▼▼▼

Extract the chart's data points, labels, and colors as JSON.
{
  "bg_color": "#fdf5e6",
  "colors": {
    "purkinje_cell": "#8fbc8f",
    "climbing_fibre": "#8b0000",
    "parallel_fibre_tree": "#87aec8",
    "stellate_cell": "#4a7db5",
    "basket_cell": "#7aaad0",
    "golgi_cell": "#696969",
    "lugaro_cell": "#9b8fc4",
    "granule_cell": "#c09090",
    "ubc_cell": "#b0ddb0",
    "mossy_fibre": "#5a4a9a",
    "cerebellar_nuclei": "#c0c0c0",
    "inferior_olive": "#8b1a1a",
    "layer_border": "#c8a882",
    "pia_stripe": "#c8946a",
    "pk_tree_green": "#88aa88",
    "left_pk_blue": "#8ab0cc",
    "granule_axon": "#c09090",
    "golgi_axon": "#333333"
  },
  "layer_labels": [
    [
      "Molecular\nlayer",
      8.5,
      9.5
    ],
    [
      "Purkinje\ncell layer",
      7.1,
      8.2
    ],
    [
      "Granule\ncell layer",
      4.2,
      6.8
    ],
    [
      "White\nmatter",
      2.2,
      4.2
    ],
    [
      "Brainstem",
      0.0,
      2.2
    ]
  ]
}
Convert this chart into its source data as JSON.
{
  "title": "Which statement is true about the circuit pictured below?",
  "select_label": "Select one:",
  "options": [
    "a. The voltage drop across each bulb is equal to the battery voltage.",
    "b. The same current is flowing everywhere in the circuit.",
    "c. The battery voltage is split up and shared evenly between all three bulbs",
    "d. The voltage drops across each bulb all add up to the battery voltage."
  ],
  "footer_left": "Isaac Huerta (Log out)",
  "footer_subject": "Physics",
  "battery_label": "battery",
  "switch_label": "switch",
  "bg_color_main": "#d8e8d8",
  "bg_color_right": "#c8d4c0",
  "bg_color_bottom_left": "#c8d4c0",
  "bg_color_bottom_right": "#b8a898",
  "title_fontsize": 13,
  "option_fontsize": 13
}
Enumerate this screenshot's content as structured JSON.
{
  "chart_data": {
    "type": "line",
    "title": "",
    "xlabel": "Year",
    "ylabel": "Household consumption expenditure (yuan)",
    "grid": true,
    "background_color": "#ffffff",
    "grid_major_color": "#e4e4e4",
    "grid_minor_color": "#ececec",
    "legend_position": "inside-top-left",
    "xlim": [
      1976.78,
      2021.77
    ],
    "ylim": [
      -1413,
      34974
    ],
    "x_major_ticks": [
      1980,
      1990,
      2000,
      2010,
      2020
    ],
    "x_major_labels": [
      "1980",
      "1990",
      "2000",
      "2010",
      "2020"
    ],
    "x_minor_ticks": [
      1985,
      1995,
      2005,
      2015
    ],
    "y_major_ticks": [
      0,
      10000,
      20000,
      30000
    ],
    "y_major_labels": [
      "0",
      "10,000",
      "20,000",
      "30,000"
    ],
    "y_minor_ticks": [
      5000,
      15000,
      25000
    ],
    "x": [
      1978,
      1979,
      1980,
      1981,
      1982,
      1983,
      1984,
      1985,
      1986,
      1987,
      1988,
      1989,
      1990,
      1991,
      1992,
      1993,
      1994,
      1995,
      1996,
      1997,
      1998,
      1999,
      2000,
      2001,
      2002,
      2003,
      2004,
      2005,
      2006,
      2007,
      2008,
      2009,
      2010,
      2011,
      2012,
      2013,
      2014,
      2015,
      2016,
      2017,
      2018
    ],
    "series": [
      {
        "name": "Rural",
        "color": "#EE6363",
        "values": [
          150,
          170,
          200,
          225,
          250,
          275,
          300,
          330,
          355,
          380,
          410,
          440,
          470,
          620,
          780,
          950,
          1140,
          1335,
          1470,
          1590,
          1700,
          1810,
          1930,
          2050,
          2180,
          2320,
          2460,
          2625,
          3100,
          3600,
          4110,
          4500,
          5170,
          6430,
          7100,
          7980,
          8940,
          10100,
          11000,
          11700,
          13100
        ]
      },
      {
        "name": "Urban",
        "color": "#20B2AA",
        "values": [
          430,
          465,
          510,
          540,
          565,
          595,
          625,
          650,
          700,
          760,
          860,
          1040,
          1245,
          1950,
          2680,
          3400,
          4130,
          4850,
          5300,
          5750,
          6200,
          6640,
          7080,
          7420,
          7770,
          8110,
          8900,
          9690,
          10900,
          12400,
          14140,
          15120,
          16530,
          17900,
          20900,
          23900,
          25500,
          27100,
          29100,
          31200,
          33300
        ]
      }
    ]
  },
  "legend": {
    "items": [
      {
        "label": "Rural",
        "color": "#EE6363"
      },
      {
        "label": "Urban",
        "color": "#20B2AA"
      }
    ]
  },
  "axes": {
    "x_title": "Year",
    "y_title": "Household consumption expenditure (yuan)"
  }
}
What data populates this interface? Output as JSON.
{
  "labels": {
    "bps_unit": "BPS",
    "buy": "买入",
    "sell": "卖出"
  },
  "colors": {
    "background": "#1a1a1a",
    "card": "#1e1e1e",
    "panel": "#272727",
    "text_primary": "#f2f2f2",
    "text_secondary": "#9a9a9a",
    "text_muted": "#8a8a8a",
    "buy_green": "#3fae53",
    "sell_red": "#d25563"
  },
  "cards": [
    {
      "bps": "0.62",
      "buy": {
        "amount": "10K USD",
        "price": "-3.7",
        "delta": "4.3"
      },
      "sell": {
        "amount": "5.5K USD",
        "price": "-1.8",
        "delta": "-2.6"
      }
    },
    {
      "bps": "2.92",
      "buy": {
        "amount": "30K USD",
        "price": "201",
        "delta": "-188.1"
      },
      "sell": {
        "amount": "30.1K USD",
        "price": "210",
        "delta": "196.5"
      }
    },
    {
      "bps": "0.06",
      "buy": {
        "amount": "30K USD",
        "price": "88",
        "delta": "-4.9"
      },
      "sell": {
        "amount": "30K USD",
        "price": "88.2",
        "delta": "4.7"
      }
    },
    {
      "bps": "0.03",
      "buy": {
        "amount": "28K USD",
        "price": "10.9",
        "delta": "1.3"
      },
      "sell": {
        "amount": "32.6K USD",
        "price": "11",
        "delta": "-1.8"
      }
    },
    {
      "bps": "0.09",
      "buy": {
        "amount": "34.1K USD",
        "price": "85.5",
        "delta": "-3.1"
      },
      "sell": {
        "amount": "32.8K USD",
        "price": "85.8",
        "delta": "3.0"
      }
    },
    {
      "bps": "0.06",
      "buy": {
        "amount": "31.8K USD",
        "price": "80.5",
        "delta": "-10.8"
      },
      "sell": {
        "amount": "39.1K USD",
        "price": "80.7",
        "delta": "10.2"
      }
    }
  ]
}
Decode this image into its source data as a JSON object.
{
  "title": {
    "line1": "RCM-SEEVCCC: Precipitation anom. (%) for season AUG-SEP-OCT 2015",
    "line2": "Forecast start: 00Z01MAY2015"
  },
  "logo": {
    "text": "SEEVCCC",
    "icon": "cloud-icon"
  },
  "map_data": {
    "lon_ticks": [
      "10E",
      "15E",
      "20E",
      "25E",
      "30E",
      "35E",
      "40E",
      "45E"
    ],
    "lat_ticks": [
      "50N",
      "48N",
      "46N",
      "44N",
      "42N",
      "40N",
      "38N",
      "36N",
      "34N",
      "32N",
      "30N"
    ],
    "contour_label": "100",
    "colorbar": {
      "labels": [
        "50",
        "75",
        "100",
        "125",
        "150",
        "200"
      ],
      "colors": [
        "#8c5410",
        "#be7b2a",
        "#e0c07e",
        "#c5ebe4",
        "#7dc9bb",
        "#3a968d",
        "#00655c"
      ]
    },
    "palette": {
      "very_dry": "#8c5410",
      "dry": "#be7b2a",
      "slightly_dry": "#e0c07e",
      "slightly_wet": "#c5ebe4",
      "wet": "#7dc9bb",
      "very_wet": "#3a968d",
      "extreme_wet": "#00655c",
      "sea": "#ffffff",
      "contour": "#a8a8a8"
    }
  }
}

▲▲▲

What you need to do -> Only the number is wanted: count the lines of the records that hold the word "SEEVCCC".

Reply -> 2